[What to do]: The entries need to be copied exactly.

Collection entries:
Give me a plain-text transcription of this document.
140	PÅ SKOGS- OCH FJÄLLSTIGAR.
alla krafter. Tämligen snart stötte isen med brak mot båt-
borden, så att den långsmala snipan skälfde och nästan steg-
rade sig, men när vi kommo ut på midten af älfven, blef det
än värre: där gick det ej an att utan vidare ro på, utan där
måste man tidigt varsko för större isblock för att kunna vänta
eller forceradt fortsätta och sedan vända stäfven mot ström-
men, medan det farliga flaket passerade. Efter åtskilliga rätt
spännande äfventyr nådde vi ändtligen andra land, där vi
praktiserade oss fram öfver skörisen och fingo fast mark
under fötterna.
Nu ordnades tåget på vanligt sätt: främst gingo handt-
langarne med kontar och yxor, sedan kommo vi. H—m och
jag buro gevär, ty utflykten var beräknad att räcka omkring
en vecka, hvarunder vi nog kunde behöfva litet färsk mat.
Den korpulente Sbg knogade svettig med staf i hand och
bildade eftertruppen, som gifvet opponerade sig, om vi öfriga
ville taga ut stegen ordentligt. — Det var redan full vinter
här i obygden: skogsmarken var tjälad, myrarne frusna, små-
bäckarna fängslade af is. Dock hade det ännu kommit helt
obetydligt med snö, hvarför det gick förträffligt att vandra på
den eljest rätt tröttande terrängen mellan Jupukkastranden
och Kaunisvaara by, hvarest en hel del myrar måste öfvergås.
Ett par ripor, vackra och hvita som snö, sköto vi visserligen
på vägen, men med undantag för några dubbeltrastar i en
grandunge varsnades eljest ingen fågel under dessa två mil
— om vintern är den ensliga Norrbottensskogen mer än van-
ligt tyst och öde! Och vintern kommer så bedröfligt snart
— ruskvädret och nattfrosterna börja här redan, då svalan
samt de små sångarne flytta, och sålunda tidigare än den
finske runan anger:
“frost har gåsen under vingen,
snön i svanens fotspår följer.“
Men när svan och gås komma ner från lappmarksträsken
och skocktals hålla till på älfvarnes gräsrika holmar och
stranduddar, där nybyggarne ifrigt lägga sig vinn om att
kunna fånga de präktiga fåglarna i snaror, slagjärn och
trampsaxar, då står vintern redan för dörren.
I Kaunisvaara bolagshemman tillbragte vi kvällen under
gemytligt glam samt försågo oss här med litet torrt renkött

[Written response]:
Give me a plain-text transcription of this document.
140	PÅ SKOGS- OCH FJÄLLSTIGAR.
alla krafter. Tämligen snart stötte isen med brak mot båt-
borden, så att den långsmala snipan skälfde och nästan steg-
rade sig, men när vi kommo ut på midten af älfven, blef det
än värre: där gick det ej an att utan vidare ro på, utan där
måste man tidigt varsko för större isblock för att kunna vänta
eller forceradt fortsätta och sedan vända stäfven mot ström-
men, medan det farliga flaket passerade. Efter åtskilliga rätt
spännande äfventyr nådde vi ändtligen andra land, där vi
praktiserade oss fram öfver skörisen och fingo fast mark
under fötterna.
Nu ordnades tåget på vanligt sätt: främst gingo handt-
langarne med kontar och yxor, sedan kommo vi. H—m och
jag buro gevär, ty utflykten var beräknad att räcka omkring
en vecka, hvarunder vi nog kunde behöfva litet färsk mat.
Den korpulente Sbg knogade svettig med staf i hand och
bildade eftertruppen, som gifvet opponerade sig, om vi öfriga
ville taga ut stegen ordentligt. — Det var redan full vinter
här i obygden: skogsmarken var tjälad, myrarne frusna, små-
bäckarna fängslade af is. Dock hade det ännu kommit helt
obetydligt med snö, hvarför det gick förträffligt att vandra på
den eljest rätt tröttande terrängen mellan Jupukkastranden
och Kaunisvaara by, hvarest en hel del myrar måste öfvergås.
Ett par ripor, vackra och hvita som snö, sköto vi visserligen
på vägen, men med undantag för några dubbeltrastar i en
grandunge varsnades eljest ingen fågel under dessa två mil
— om vintern är den ensliga Norrbottensskogen mer än van-
ligt tyst och öde! Och vintern kommer så bedröfligt snart
— ruskvädret och nattfrosterna börja här redan, då svalan
samt de små sångarne flytta, och sålunda tidigare än den
finske runan anger:
“frost har gåsen under vingen,
snön i svanens fotspår följer.“
Men när svan och gås komma ner från lappmarksträsken
och skocktals hålla till på älfvarnes gräsrika holmar och
stranduddar, där nybyggarne ifrigt lägga sig vinn om att
kunna fånga de präktiga fåglarna i snaror, slagjärn och
trampsaxar, då står vintern redan för dörren.
I Kaunisvaara bolagshemman tillbragte vi kvällen under
gemytligt glam samt försågo oss här med litet torrt renkött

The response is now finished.